[begin MATERIAL]

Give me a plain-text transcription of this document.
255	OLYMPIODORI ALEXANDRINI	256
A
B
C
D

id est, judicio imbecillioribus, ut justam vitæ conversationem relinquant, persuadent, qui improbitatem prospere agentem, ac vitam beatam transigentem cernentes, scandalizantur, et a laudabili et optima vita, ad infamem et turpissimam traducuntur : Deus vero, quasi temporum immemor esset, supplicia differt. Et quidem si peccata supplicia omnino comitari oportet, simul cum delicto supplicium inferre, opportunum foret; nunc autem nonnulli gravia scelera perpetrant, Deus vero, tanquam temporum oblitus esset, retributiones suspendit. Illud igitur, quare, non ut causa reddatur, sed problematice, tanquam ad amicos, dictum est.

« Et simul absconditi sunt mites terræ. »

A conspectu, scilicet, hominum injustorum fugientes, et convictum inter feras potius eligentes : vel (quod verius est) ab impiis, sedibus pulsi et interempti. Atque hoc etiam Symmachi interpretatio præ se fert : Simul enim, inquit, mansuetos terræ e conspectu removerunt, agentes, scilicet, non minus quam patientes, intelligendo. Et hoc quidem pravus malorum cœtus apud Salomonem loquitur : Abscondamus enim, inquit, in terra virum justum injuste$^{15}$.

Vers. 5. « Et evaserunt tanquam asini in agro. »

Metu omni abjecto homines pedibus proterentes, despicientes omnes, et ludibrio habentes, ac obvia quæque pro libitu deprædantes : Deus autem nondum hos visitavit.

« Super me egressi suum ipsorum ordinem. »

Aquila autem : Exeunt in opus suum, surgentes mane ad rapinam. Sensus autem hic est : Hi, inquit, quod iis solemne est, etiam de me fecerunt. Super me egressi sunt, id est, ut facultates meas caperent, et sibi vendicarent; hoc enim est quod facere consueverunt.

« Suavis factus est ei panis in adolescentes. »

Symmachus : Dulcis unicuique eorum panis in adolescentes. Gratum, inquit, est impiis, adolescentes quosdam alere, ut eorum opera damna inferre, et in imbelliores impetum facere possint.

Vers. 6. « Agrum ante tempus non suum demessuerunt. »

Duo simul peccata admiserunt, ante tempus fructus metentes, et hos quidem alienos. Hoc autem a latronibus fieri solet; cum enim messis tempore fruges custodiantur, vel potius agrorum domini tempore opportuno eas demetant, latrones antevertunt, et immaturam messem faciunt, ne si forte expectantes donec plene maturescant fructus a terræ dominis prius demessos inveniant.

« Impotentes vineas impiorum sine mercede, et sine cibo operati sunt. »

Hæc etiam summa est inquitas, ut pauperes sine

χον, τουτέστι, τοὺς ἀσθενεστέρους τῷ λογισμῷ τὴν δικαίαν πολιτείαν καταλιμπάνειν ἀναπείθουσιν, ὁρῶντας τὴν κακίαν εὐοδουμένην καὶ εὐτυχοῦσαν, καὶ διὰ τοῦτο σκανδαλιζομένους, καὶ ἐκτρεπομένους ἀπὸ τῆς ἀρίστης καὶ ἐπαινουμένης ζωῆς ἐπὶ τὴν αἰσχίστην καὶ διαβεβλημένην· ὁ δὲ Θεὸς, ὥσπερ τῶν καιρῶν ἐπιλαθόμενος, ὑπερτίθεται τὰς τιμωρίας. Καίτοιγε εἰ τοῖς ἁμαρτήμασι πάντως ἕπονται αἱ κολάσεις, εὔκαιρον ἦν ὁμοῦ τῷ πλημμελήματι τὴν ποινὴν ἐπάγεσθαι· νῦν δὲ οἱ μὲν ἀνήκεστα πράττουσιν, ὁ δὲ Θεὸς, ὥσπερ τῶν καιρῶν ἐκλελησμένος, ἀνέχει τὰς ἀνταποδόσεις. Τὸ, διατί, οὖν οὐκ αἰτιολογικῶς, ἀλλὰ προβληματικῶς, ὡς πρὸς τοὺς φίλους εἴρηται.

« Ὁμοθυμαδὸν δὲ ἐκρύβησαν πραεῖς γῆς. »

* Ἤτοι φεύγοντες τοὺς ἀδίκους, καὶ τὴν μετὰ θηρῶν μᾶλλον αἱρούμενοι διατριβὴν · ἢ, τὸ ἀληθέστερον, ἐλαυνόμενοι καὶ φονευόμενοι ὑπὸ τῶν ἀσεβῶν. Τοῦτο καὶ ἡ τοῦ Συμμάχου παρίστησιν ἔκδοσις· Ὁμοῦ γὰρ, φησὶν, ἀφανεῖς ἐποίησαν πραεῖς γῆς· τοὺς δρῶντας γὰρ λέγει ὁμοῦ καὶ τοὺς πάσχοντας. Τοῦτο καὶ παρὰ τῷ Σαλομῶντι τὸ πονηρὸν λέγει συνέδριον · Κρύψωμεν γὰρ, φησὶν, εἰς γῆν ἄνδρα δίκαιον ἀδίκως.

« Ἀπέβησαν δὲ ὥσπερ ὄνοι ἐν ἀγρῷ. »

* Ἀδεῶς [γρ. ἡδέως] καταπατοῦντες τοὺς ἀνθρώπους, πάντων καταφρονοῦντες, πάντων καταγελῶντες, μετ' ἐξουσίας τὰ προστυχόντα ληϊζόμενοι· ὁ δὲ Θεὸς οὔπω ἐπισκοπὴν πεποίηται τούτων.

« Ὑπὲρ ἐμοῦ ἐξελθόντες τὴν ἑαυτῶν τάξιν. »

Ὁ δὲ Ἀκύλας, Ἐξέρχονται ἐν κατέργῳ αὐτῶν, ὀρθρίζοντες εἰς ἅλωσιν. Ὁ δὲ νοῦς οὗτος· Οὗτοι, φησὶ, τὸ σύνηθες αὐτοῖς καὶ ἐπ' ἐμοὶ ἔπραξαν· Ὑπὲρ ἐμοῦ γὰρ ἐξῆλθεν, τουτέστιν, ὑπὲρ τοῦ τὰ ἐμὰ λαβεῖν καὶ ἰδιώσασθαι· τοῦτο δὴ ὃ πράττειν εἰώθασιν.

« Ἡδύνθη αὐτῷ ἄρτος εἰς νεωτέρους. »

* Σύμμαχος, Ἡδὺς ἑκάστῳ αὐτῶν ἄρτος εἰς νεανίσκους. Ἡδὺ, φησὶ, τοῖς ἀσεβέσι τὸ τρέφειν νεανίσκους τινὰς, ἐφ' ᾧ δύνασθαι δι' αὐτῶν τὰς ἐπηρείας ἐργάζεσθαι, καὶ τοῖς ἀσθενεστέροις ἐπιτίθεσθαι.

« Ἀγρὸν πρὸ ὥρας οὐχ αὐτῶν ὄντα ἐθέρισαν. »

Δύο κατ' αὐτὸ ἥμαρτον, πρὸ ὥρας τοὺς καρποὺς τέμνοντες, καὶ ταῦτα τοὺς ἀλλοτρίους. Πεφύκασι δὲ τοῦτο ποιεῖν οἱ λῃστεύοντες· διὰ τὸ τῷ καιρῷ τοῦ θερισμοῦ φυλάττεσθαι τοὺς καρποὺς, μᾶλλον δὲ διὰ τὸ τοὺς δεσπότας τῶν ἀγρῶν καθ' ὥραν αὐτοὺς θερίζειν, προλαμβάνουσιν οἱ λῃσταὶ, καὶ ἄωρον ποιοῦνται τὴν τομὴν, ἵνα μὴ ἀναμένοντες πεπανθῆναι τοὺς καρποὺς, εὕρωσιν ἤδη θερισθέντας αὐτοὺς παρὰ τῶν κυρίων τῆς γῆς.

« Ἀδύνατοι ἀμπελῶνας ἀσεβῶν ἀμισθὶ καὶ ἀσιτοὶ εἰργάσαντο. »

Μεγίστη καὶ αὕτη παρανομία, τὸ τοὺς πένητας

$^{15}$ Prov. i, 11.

[end MATERIAL]

THE EXERCISE: Pick each line holding the word "sine" out of the listing.

EXERCISE RESULT:
« Impotentes vineas impiorum sine mercede, et sine cibo operati sunt. »
Hæc etiam summa est inquitas, ut pauperes sine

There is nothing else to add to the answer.